● YOUR GOAL: Search the material for "icon" and show all lines that contain it.

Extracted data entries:
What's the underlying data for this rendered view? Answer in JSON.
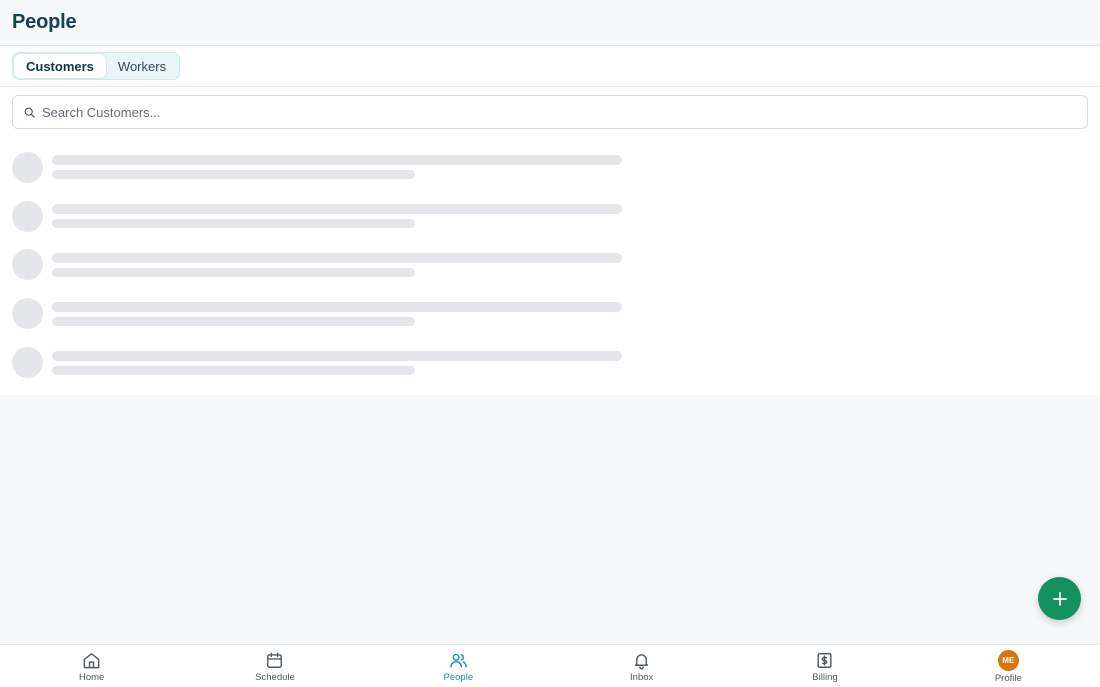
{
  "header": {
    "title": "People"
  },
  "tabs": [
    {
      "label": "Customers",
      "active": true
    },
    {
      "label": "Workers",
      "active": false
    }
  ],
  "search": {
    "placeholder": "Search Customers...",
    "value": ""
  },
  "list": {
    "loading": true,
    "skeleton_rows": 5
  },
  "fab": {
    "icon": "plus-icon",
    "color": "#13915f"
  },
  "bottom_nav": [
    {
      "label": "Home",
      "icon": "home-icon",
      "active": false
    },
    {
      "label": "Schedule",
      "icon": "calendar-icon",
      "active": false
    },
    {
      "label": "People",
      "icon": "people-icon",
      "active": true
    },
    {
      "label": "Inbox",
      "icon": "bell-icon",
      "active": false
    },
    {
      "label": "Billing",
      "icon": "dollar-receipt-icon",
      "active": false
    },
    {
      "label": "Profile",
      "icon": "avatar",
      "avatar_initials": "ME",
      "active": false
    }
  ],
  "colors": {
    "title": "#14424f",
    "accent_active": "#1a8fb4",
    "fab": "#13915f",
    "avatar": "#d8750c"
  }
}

● TASK SOLUTION:
    "icon": "plus-icon",
      "icon": "home-icon",
      "icon": "calendar-icon",
      "icon": "people-icon",
      "icon": "bell-icon",
      "icon": "dollar-receipt-icon",
      "icon": "avatar",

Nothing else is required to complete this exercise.